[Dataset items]
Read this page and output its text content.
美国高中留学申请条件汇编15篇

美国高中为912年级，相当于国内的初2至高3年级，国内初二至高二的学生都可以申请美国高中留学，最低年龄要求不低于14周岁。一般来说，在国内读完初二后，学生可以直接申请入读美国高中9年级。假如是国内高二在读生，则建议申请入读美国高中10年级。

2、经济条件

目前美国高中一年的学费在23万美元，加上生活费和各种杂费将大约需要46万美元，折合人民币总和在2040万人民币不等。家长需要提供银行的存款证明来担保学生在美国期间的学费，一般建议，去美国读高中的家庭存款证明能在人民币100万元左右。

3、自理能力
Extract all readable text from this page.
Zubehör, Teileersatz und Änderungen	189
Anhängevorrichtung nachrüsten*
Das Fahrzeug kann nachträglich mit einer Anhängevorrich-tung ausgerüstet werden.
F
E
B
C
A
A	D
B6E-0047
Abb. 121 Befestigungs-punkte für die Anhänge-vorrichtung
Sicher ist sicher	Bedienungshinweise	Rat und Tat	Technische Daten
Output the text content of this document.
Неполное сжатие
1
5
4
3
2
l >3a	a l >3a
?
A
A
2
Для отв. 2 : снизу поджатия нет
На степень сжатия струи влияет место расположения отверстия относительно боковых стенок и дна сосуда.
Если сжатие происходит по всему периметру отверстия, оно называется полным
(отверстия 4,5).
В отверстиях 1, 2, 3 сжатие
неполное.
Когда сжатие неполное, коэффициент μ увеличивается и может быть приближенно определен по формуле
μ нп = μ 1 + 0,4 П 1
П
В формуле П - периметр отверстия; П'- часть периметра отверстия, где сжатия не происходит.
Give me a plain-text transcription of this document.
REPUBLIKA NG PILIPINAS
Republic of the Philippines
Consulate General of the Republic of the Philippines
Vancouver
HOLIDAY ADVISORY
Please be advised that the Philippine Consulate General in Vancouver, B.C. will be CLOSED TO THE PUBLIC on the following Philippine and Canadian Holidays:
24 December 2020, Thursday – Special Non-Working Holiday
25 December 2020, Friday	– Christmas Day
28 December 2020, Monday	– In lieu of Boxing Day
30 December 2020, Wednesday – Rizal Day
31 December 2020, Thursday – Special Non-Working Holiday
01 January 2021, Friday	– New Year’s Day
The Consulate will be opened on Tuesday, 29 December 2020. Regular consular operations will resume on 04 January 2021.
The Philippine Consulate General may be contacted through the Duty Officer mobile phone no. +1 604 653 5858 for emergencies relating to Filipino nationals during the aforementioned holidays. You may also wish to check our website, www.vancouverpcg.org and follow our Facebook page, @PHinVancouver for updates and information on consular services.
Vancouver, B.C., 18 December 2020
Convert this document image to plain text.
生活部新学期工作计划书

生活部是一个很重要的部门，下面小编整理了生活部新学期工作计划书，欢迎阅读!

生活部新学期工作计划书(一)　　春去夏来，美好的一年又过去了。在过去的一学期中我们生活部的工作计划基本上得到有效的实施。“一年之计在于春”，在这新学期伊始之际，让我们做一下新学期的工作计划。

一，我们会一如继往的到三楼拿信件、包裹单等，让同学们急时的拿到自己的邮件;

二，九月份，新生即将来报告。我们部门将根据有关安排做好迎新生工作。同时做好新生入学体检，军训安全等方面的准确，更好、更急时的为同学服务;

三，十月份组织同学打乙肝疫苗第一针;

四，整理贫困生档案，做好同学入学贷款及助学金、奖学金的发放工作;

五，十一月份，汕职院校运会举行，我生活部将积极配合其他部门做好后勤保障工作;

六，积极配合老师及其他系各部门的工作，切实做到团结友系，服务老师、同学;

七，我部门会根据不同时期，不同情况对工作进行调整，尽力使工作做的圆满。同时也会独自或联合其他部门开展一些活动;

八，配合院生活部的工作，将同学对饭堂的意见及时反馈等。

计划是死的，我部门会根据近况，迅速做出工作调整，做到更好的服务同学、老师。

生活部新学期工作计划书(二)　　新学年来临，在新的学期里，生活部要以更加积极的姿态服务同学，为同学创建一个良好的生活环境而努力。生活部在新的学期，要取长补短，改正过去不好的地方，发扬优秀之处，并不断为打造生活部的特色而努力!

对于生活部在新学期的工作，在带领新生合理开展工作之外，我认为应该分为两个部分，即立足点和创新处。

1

EXERCISE BRIEF = Copy every line exactly. Leave nothing out.

FULL RESPONSE =
Read this page and output its text content.
美国高中留学申请条件汇编15篇

美国高中为912年级，相当于国内的初2至高3年级，国内初二至高二的学生都可以申请美国高中留学，最低年龄要求不低于14周岁。一般来说，在国内读完初二后，学生可以直接申请入读美国高中9年级。假如是国内高二在读生，则建议申请入读美国高中10年级。

2、经济条件

目前美国高中一年的学费在23万美元，加上生活费和各种杂费将大约需要46万美元，折合人民币总和在2040万人民币不等。家长需要提供银行的存款证明来担保学生在美国期间的学费，一般建议，去美国读高中的家庭存款证明能在人民币100万元左右。

3、自理能力
Extract all readable text from this page.
Zubehör, Teileersatz und Änderungen	189
Anhängevorrichtung nachrüsten*
Das Fahrzeug kann nachträglich mit einer Anhängevorrich-tung ausgerüstet werden.
F
E
B
C
A
A	D
B6E-0047
Abb. 121 Befestigungs-punkte für die Anhänge-vorrichtung
Sicher ist sicher	Bedienungshinweise	Rat und Tat	Technische Daten
Output the text content of this document.
Неполное сжатие
1
5
4
3
2
l >3a	a l >3a
?
A
A
2
Для отв. 2 : снизу поджатия нет
На степень сжатия струи влияет место расположения отверстия относительно боковых стенок и дна сосуда.
Если сжатие происходит по всему периметру отверстия, оно называется полным
(отверстия 4,5).
В отверстиях 1, 2, 3 сжатие
неполное.
Когда сжатие неполное, коэффициент μ увеличивается и может быть приближенно определен по формуле
μ нп = μ 1 + 0,4 П 1
П
В формуле П - периметр отверстия; П'- часть периметра отверстия, где сжатия не происходит.
Give me a plain-text transcription of this document.
REPUBLIKA NG PILIPINAS
Republic of the Philippines
Consulate General of the Republic of the Philippines
Vancouver
HOLIDAY ADVISORY
Please be advised that the Philippine Consulate General in Vancouver, B.C. will be CLOSED TO THE PUBLIC on the following Philippine and Canadian Holidays:
24 December 2020, Thursday – Special Non-Working Holiday
25 December 2020, Friday	– Christmas Day
28 December 2020, Monday	– In lieu of Boxing Day
30 December 2020, Wednesday – Rizal Day
31 December 2020, Thursday – Special Non-Working Holiday
01 January 2021, Friday	– New Year’s Day
The Consulate will be opened on Tuesday, 29 December 2020. Regular consular operations will resume on 04 January 2021.
The Philippine Consulate General may be contacted through the Duty Officer mobile phone no. +1 604 653 5858 for emergencies relating to Filipino nationals during the aforementioned holidays. You may also wish to check our website, www.vancouverpcg.org and follow our Facebook page, @PHinVancouver for updates and information on consular services.
Vancouver, B.C., 18 December 2020
Convert this document image to plain text.
生活部新学期工作计划书

生活部是一个很重要的部门，下面小编整理了生活部新学期工作计划书，欢迎阅读!

生活部新学期工作计划书(一)　　春去夏来，美好的一年又过去了。在过去的一学期中我们生活部的工作计划基本上得到有效的实施。“一年之计在于春”，在这新学期伊始之际，让我们做一下新学期的工作计划。

一，我们会一如继往的到三楼拿信件、包裹单等，让同学们急时的拿到自己的邮件;

二，九月份，新生即将来报告。我们部门将根据有关安排做好迎新生工作。同时做好新生入学体检，军训安全等方面的准确，更好、更急时的为同学服务;

三，十月份组织同学打乙肝疫苗第一针;

四，整理贫困生档案，做好同学入学贷款及助学金、奖学金的发放工作;

五，十一月份，汕职院校运会举行，我生活部将积极配合其他部门做好后勤保障工作;

六，积极配合老师及其他系各部门的工作，切实做到团结友系，服务老师、同学;

七，我部门会根据不同时期，不同情况对工作进行调整，尽力使工作做的圆满。同时也会独自或联合其他部门开展一些活动;

八，配合院生活部的工作，将同学对饭堂的意见及时反馈等。

计划是死的，我部门会根据近况，迅速做出工作调整，做到更好的服务同学、老师。

生活部新学期工作计划书(二)　　新学年来临，在新的学期里，生活部要以更加积极的姿态服务同学，为同学创建一个良好的生活环境而努力。生活部在新的学期，要取长补短，改正过去不好的地方，发扬优秀之处，并不断为打造生活部的特色而努力!

对于生活部在新学期的工作，在带领新生合理开展工作之外，我认为应该分为两个部分，即立足点和创新处。

1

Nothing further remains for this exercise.